EXERCISE →
Reproduce the data word for word, starting at its first line and ending with the line that contains "calendar-cell: 19Sunrise: 7:53", including both of those lines.

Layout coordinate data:

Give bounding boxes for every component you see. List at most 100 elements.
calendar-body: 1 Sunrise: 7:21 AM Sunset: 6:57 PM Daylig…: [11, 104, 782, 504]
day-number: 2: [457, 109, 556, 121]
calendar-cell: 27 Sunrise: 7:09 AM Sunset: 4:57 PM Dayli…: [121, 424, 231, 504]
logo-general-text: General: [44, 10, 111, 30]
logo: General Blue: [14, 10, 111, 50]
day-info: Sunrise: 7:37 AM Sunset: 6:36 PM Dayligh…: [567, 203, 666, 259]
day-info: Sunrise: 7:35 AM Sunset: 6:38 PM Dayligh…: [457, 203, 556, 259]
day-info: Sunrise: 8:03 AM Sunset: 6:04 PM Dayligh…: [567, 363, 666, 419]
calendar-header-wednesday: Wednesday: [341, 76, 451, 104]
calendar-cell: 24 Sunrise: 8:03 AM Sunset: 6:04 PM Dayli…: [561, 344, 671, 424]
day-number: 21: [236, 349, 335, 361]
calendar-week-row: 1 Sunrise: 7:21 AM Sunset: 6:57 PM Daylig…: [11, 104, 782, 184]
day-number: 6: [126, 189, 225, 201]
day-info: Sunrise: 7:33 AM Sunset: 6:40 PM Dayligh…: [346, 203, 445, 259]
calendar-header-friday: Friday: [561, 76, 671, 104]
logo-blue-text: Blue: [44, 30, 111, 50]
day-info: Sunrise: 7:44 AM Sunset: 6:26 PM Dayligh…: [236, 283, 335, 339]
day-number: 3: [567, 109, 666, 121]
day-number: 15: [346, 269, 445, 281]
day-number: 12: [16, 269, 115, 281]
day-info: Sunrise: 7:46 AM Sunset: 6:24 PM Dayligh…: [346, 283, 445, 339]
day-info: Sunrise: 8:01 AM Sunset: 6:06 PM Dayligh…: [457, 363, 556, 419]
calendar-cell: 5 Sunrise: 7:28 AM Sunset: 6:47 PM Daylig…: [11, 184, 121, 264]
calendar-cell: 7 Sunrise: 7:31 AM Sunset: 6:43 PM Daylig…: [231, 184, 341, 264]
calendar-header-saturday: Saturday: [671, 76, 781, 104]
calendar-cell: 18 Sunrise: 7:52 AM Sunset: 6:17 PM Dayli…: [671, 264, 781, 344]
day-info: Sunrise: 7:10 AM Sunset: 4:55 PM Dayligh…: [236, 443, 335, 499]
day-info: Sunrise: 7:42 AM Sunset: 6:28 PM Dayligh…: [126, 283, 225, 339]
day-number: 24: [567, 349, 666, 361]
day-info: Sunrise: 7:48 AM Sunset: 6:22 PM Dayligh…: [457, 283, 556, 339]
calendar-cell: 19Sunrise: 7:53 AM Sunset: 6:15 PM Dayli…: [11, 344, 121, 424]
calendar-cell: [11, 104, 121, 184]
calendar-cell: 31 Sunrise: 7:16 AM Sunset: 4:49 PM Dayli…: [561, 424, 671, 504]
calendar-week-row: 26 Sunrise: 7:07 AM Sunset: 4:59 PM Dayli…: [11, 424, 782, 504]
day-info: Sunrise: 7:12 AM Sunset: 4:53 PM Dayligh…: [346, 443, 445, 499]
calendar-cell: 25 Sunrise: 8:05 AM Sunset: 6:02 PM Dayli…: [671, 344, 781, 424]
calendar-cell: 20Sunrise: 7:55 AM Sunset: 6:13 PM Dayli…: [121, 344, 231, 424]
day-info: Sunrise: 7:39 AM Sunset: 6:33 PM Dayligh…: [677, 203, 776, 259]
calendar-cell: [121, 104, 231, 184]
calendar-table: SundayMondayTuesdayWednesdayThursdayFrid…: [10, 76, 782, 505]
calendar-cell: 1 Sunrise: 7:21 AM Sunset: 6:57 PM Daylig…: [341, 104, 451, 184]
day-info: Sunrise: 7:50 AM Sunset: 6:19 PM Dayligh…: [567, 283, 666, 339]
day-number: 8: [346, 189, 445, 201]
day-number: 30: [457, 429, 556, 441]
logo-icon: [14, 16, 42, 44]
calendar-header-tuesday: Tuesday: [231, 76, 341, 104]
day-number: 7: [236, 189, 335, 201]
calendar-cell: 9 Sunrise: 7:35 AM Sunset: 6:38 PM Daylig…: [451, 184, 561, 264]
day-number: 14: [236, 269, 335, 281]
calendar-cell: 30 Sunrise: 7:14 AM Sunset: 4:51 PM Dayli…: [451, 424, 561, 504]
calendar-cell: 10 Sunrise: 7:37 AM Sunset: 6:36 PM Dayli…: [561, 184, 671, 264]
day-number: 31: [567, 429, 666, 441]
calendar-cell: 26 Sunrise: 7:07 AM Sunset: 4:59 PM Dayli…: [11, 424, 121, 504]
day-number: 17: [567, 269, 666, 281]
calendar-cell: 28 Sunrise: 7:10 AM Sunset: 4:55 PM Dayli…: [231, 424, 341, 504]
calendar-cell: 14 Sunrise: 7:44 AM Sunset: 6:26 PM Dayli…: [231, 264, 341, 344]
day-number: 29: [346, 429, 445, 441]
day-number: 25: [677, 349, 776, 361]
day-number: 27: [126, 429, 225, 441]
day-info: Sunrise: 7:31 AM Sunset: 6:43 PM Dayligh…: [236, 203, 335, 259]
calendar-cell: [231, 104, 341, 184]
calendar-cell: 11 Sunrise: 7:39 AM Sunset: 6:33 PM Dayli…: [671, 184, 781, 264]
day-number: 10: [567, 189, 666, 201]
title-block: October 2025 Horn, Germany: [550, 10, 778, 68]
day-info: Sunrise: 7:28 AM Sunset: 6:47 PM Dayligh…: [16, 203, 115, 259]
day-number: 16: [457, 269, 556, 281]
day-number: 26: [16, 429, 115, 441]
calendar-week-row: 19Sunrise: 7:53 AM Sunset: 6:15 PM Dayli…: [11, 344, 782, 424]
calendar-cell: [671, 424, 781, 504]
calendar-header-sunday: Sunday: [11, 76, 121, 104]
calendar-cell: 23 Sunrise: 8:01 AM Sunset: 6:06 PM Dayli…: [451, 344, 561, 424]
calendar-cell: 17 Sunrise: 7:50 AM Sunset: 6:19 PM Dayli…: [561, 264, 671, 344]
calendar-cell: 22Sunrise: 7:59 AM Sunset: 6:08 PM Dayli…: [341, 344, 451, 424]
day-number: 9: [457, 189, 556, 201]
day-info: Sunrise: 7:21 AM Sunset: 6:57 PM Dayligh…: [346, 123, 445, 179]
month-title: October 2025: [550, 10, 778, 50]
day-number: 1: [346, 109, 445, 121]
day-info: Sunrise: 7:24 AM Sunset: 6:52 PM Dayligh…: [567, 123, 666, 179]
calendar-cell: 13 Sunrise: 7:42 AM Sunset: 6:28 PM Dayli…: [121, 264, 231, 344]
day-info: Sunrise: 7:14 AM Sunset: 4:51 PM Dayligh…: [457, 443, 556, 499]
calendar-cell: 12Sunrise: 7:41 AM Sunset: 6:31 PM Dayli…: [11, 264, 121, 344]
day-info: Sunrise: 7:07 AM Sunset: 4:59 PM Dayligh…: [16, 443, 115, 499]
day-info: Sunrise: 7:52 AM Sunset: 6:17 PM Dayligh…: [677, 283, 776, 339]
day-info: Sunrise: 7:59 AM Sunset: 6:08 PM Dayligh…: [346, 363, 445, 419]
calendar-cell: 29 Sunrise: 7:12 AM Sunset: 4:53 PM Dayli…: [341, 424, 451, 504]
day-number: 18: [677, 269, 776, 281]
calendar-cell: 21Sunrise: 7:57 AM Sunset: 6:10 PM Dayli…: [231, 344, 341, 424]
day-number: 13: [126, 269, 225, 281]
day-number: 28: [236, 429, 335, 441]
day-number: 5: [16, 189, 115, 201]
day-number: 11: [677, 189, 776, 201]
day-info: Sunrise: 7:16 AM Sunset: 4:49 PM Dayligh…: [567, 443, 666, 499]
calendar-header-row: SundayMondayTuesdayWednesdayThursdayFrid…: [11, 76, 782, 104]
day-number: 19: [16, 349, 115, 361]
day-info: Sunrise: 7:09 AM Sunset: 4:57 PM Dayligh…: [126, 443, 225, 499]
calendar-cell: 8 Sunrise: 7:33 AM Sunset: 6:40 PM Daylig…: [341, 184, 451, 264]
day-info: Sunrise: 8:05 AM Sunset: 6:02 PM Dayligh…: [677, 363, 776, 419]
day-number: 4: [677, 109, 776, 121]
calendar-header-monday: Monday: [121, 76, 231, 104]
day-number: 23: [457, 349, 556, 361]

RESULT OF THE TASK →
Give bounding boxes for every component you see. List at most 100 elements.
calendar-body: 1 Sunrise: 7:21 AM Sunset: 6:57 PM Daylig…: [11, 104, 782, 504]
day-number: 2: [457, 109, 556, 121]
calendar-cell: 27 Sunrise: 7:09 AM Sunset: 4:57 PM Dayli…: [121, 424, 231, 504]
logo-general-text: General: [44, 10, 111, 30]
logo: General Blue: [14, 10, 111, 50]
day-info: Sunrise: 7:37 AM Sunset: 6:36 PM Dayligh…: [567, 203, 666, 259]
day-info: Sunrise: 7:35 AM Sunset: 6:38 PM Dayligh…: [457, 203, 556, 259]
day-info: Sunrise: 8:03 AM Sunset: 6:04 PM Dayligh…: [567, 363, 666, 419]
calendar-header-wednesday: Wednesday: [341, 76, 451, 104]
calendar-cell: 24 Sunrise: 8:03 AM Sunset: 6:04 PM Dayli…: [561, 344, 671, 424]
day-number: 21: [236, 349, 335, 361]
calendar-week-row: 1 Sunrise: 7:21 AM Sunset: 6:57 PM Daylig…: [11, 104, 782, 184]
day-number: 6: [126, 189, 225, 201]
day-info: Sunrise: 7:33 AM Sunset: 6:40 PM Dayligh…: [346, 203, 445, 259]
calendar-header-friday: Friday: [561, 76, 671, 104]
logo-blue-text: Blue: [44, 30, 111, 50]
day-info: Sunrise: 7:44 AM Sunset: 6:26 PM Dayligh…: [236, 283, 335, 339]
day-number: 3: [567, 109, 666, 121]
day-number: 15: [346, 269, 445, 281]
day-number: 12: [16, 269, 115, 281]
day-info: Sunrise: 7:46 AM Sunset: 6:24 PM Dayligh…: [346, 283, 445, 339]
day-info: Sunrise: 8:01 AM Sunset: 6:06 PM Dayligh…: [457, 363, 556, 419]
calendar-cell: 5 Sunrise: 7:28 AM Sunset: 6:47 PM Daylig…: [11, 184, 121, 264]
calendar-cell: 7 Sunrise: 7:31 AM Sunset: 6:43 PM Daylig…: [231, 184, 341, 264]
calendar-header-saturday: Saturday: [671, 76, 781, 104]
calendar-cell: 18 Sunrise: 7:52 AM Sunset: 6:17 PM Dayli…: [671, 264, 781, 344]
day-info: Sunrise: 7:10 AM Sunset: 4:55 PM Dayligh…: [236, 443, 335, 499]
day-info: Sunrise: 7:42 AM Sunset: 6:28 PM Dayligh…: [126, 283, 225, 339]
day-number: 24: [567, 349, 666, 361]
day-info: Sunrise: 7:48 AM Sunset: 6:22 PM Dayligh…: [457, 283, 556, 339]
calendar-cell: 19Sunrise: 7:53 AM Sunset: 6:15 PM Dayli…: [11, 344, 121, 424]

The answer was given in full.